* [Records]
— Start —

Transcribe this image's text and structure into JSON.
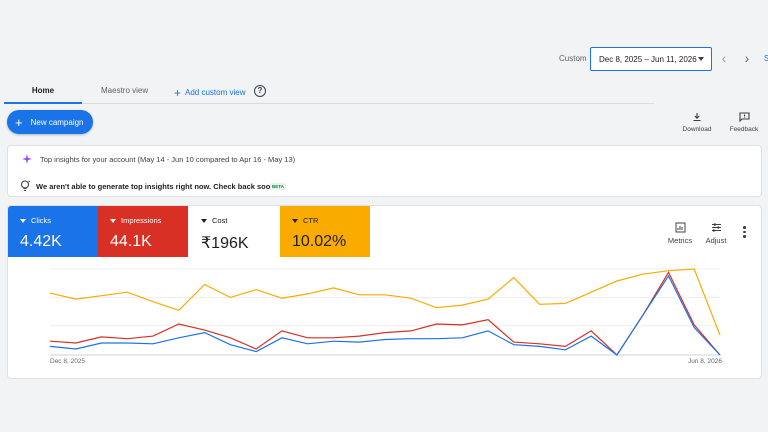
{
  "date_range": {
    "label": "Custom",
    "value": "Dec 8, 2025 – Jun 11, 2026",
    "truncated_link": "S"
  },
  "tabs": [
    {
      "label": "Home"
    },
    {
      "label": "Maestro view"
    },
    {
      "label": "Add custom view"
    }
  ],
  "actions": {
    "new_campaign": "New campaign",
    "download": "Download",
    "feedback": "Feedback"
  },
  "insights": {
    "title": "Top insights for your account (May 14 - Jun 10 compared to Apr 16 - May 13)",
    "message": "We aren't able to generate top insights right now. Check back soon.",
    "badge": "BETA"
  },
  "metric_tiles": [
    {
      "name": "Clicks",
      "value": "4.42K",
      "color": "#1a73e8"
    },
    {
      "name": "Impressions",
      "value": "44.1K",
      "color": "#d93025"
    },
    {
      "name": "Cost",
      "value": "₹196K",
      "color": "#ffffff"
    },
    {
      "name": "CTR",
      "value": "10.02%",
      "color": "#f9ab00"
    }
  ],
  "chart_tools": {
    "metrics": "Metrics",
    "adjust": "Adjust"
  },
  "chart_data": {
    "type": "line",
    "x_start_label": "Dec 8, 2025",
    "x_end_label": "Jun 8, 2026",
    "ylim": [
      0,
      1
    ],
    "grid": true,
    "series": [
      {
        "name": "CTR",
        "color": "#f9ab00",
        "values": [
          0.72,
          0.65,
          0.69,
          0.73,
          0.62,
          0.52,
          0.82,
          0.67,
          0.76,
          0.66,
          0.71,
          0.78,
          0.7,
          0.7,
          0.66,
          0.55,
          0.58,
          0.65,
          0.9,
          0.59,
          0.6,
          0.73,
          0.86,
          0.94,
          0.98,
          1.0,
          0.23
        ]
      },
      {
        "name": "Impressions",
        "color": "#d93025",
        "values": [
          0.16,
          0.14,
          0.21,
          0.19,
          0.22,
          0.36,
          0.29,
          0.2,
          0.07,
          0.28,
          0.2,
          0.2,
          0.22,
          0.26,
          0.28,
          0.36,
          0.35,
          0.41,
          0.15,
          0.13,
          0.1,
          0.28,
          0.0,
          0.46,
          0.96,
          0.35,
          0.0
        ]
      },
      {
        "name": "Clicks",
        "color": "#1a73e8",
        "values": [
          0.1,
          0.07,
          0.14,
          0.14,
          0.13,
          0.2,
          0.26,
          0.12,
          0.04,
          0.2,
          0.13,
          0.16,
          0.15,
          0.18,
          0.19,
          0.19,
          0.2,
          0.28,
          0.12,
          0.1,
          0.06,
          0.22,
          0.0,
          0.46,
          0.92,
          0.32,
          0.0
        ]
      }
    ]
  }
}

— End —
— Start —

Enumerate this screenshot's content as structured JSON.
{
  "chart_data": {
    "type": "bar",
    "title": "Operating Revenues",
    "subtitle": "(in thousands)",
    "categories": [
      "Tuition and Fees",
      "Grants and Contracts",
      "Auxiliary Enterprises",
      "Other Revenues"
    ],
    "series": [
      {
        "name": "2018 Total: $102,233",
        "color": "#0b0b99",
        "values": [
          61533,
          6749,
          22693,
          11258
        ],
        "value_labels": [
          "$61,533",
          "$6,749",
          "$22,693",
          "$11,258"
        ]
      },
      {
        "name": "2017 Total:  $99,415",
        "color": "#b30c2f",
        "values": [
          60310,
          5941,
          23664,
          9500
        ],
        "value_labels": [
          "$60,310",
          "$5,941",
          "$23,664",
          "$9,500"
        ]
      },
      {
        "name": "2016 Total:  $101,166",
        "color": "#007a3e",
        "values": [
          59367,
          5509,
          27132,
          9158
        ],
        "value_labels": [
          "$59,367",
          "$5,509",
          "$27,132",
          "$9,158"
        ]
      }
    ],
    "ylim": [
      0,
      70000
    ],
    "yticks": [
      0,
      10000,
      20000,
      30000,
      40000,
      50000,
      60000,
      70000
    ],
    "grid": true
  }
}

— End —

* [To do] Some lines of the data above may hold the word "insights"; report how many do, and nothing else.

* [Exercise response] 3